Stored entries:

--- begin ---

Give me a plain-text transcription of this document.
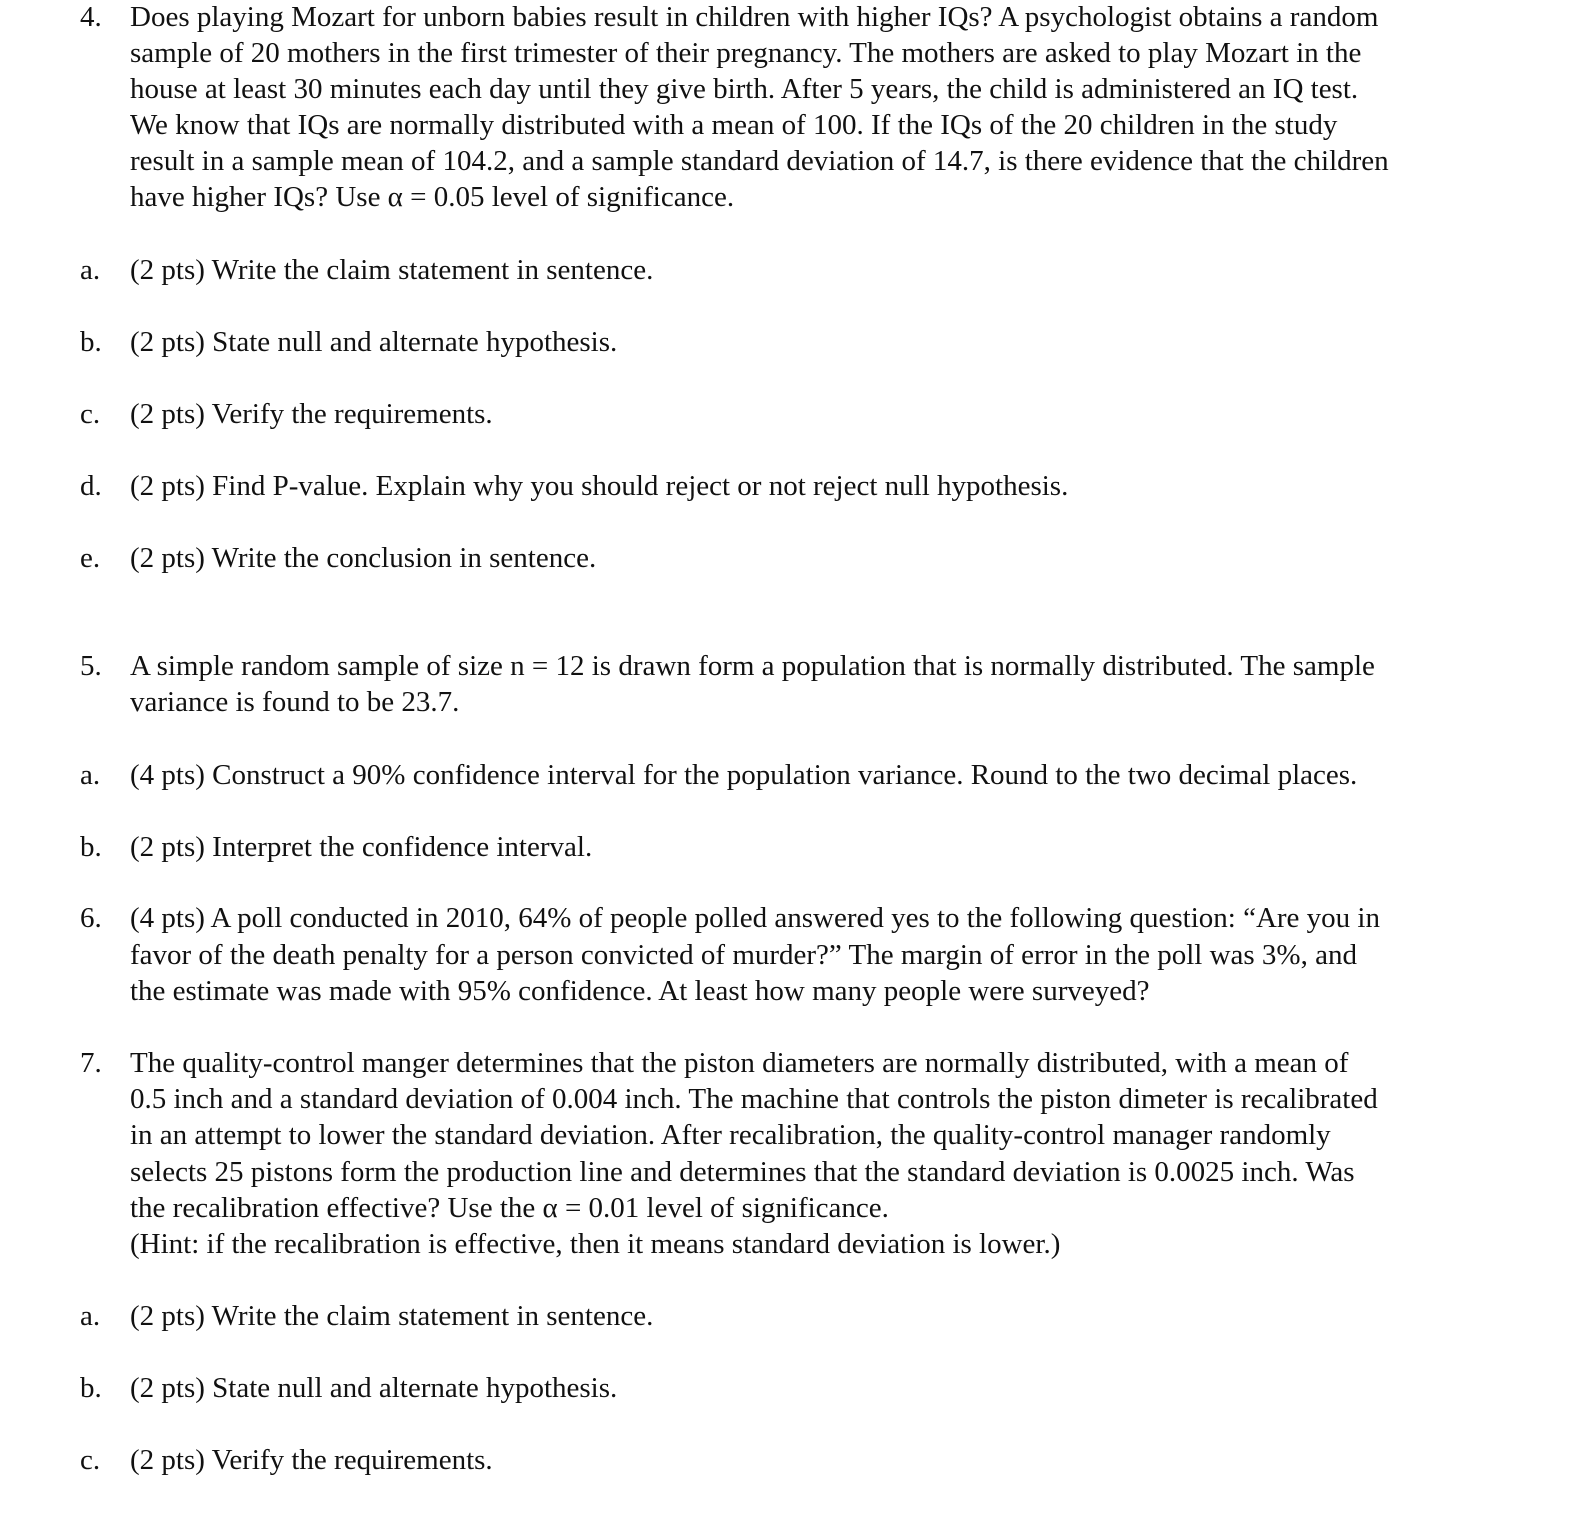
4. Does playing Mozart for unborn babies result in children with higher IQs? A psychologist obtains a random
sample of 20 mothers in the first trimester of their pregnancy. The mothers are asked to play Mozart in the
house at least 30 minutes each day until they give birth. After 5 years, the child is administered an IQ test.
We know that IQs are normally distributed with a mean of 100. If the IQs of the 20 children in the study
result in a sample mean of 104.2, and a sample standard deviation of 14.7, is there evidence that the children
have higher IQs? Use α = 0.05 level of significance.
a. (2 pts) Write the claim statement in sentence.
b. (2 pts) State null and alternate hypothesis.
c. (2 pts) Verify the requirements.
d. (2 pts) Find P-value. Explain why you should reject or not reject null hypothesis.
e. (2 pts) Write the conclusion in sentence.
5. A simple random sample of size n = 12 is drawn form a population that is normally distributed. The sample
variance is found to be 23.7.
a. (4 pts) Construct a 90% confidence interval for the population variance. Round to the two decimal places.
b. (2 pts) Interpret the confidence interval.
6. (4 pts) A poll conducted in 2010, 64% of people polled answered yes to the following question: “Are you in
favor of the death penalty for a person convicted of murder?” The margin of error in the poll was 3%, and
the estimate was made with 95% confidence. At least how many people were surveyed?
7. The quality-control manger determines that the piston diameters are normally distributed, with a mean of
0.5 inch and a standard deviation of 0.004 inch. The machine that controls the piston dimeter is recalibrated
in an attempt to lower the standard deviation. After recalibration, the quality-control manager randomly
selects 25 pistons form the production line and determines that the standard deviation is 0.0025 inch. Was
the recalibration effective? Use the α = 0.01 level of significance.
(Hint: if the recalibration is effective, then it means standard deviation is lower.)
a. (2 pts) Write the claim statement in sentence.
b. (2 pts) State null and alternate hypothesis.
c. (2 pts) Verify the requirements.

--- end ---

TASK DETAILS ::
Exclude the pictures and transcribe all of the entries exactly.

RIGHT ANSWER ::
Give me a plain-text transcription of this document.
4. Does playing Mozart for unborn babies result in children with higher IQs? A psychologist obtains a random
sample of 20 mothers in the first trimester of their pregnancy. The mothers are asked to play Mozart in the
house at least 30 minutes each day until they give birth. After 5 years, the child is administered an IQ test.
We know that IQs are normally distributed with a mean of 100. If the IQs of the 20 children in the study
result in a sample mean of 104.2, and a sample standard deviation of 14.7, is there evidence that the children
have higher IQs? Use α = 0.05 level of significance.
a. (2 pts) Write the claim statement in sentence.
b. (2 pts) State null and alternate hypothesis.
c. (2 pts) Verify the requirements.
d. (2 pts) Find P-value. Explain why you should reject or not reject null hypothesis.
e. (2 pts) Write the conclusion in sentence.
5. A simple random sample of size n = 12 is drawn form a population that is normally distributed. The sample
variance is found to be 23.7.
a. (4 pts) Construct a 90% confidence interval for the population variance. Round to the two decimal places.
b. (2 pts) Interpret the confidence interval.
6. (4 pts) A poll conducted in 2010, 64% of people polled answered yes to the following question: “Are you in
favor of the death penalty for a person convicted of murder?” The margin of error in the poll was 3%, and
the estimate was made with 95% confidence. At least how many people were surveyed?
7. The quality-control manger determines that the piston diameters are normally distributed, with a mean of
0.5 inch and a standard deviation of 0.004 inch. The machine that controls the piston dimeter is recalibrated
in an attempt to lower the standard deviation. After recalibration, the quality-control manager randomly
selects 25 pistons form the production line and determines that the standard deviation is 0.0025 inch. Was
the recalibration effective? Use the α = 0.01 level of significance.
(Hint: if the recalibration is effective, then it means standard deviation is lower.)
a. (2 pts) Write the claim statement in sentence.
b. (2 pts) State null and alternate hypothesis.
c. (2 pts) Verify the requirements.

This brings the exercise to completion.